▶ **Task instructions**: Gather all lines with "Lima" from the records.

▶ **Records for the exercise**:

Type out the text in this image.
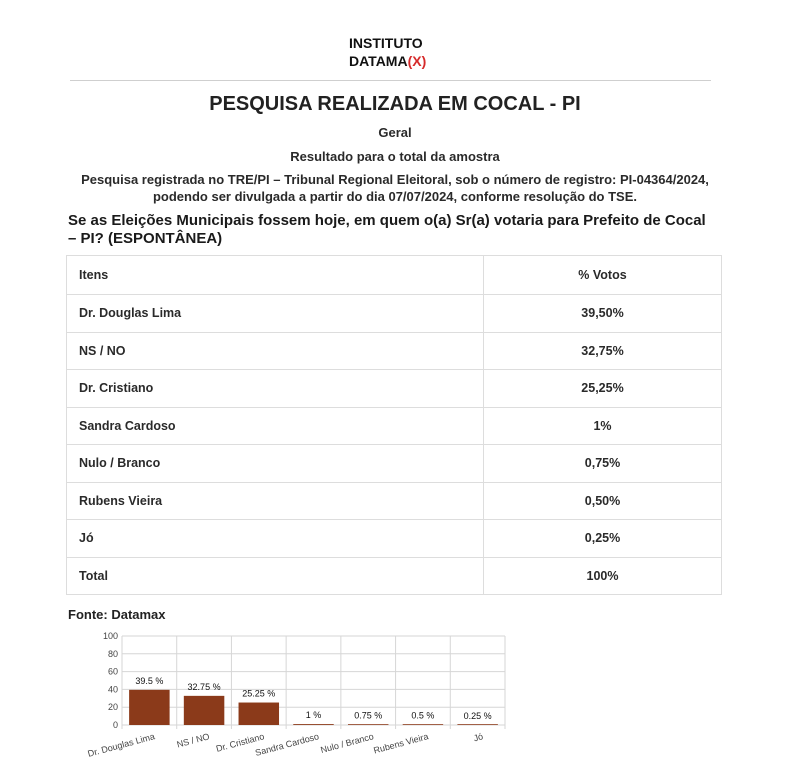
INSTITUTO
DATAMA(X)
PESQUISA REALIZADA EM COCAL - PI
Geral
Resultado para o total da amostra
Pesquisa registrada no TRE/PI – Tribunal Regional Eleitoral, sob o número de registro: PI-04364/2024, podendo ser divulgada a partir do dia 07/07/2024, conforme resolução do TSE.
Se as Eleições Municipais fossem hoje, em quem o(a) Sr(a) votaria para Prefeito de Cocal – PI? (ESPONTÂNEA)
Itens	% Votos
Dr. Douglas Lima	39,50%
NS / NO	32,75%
Dr. Cristiano	25,25%
Sandra Cardoso	1%
Nulo / Branco	0,75%
Rubens Vieira	0,50%
Jó	0,25%
Total	100%
Fonte: Datamax
0
20
40
60
80
100
39.5 %
Dr. Douglas Lima
32.75 %
NS / NO
25.25 %
Dr. Cristiano
1 %
Sandra Cardoso
0.75 %
Nulo / Branco
0.5 %
Rubens Vieira
0.25 %
Jó
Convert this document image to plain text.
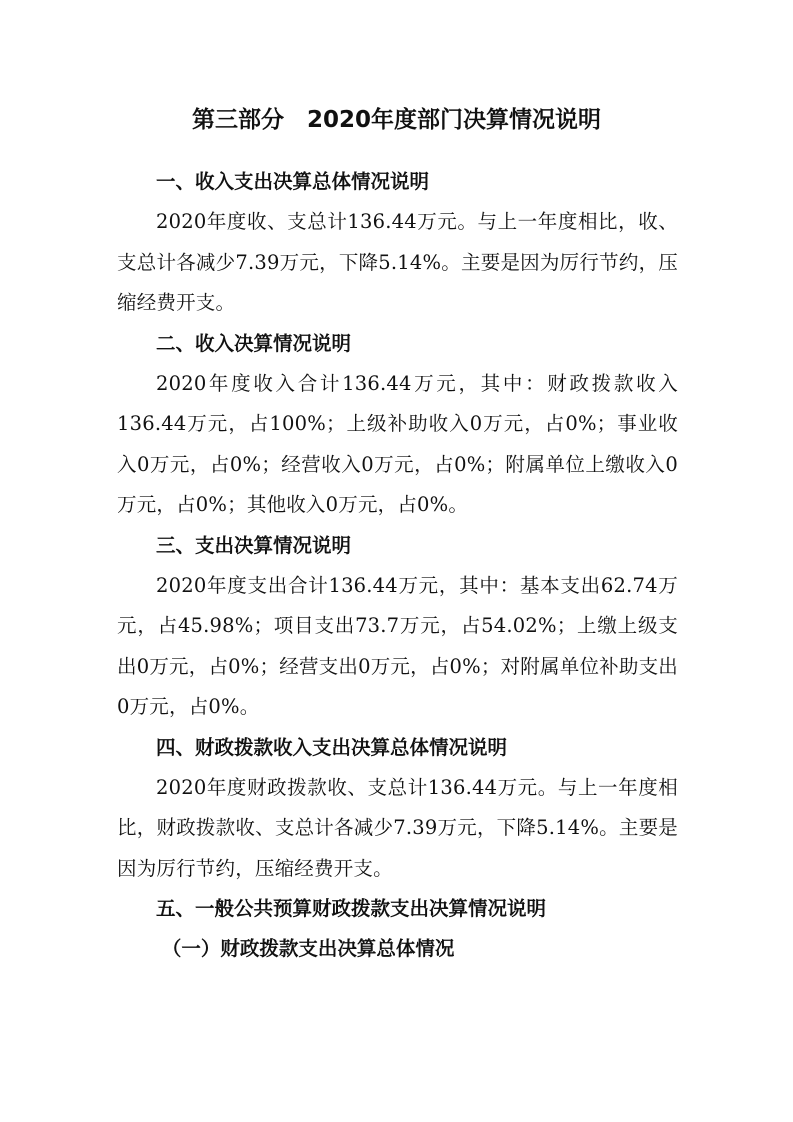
第三部分　2020年度部门决算情况说明

一、收入支出决算总体情况说明

2020年度收、支总计136.44万元。与上一年度相比，收、支总计各减少7.39万元，下降5.14%。主要是因为厉行节约，压缩经费开支。

二、收入决算情况说明

2020年度收入合计136.44万元，其中：财政拨款收入136.44万元，占100%；上级补助收入0万元，占0%；事业收入0万元，占0%；经营收入0万元，占0%；附属单位上缴收入0万元，占0%；其他收入0万元，占0%。

三、支出决算情况说明

2020年度支出合计136.44万元，其中：基本支出62.74万元，占45.98%；项目支出73.7万元，占54.02%；上缴上级支出0万元，占0%；经营支出0万元，占0%；对附属单位补助支出0万元，占0%。

四、财政拨款收入支出决算总体情况说明

2020年度财政拨款收、支总计136.44万元。与上一年度相比，财政拨款收、支总计各减少7.39万元，下降5.14%。主要是因为厉行节约，压缩经费开支。

五、一般公共预算财政拨款支出决算情况说明

（一）财政拨款支出决算总体情况
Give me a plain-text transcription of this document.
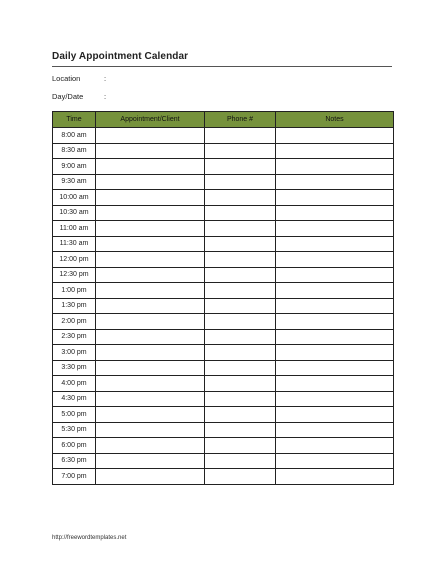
Daily Appointment Calendar
Location	:
Day/Date	:
Time	Appointment/Client	Phone #	Notes
8:00 am			
8:30 am			
9:00 am			
9:30 am			
10:00 am			
10:30 am			
11:00 am			
11:30 am			
12:00 pm			
12:30 pm			
1:00 pm			
1:30 pm			
2:00 pm			
2:30 pm			
3:00 pm			
3:30 pm			
4:00 pm			
4:30 pm			
5:00 pm			
5:30 pm			
6:00 pm			
6:30 pm			
7:00 pm			
http://freewordtemplates.net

▶ **Answer to this task**:
Dr. Douglas Lima	39,50%
Dr. Douglas Lima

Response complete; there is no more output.